## begin Information provided

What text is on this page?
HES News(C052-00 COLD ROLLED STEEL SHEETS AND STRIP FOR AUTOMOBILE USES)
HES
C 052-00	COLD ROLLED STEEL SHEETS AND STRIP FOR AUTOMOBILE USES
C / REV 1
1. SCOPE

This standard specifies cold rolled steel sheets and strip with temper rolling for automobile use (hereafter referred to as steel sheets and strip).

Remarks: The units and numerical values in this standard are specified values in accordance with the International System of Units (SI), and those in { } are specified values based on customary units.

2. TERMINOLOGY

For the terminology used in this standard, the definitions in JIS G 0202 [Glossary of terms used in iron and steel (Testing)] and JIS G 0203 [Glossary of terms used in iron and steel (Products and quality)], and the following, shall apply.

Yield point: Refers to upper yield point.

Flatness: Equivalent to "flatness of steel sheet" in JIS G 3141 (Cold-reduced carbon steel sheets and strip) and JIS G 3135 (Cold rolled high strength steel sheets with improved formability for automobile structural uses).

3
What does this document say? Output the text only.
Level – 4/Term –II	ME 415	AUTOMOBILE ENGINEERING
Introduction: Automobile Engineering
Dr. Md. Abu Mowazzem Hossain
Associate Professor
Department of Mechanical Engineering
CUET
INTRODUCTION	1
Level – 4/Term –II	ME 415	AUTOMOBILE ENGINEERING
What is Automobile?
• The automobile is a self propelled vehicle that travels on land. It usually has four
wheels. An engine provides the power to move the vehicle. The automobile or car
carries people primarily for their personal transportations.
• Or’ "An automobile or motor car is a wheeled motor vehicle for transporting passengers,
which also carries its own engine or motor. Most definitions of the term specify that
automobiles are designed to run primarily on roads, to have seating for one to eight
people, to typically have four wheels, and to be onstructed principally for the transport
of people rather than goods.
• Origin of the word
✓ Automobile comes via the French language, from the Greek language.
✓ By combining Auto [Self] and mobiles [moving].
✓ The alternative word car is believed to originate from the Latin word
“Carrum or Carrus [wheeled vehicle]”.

## end Information provided

Task:
Pull out every line of the records above that contains the word "carries".

Task solution:
carries people primarily for their personal transportations.
which also carries its own engine or motor. Most definitions of the term specify that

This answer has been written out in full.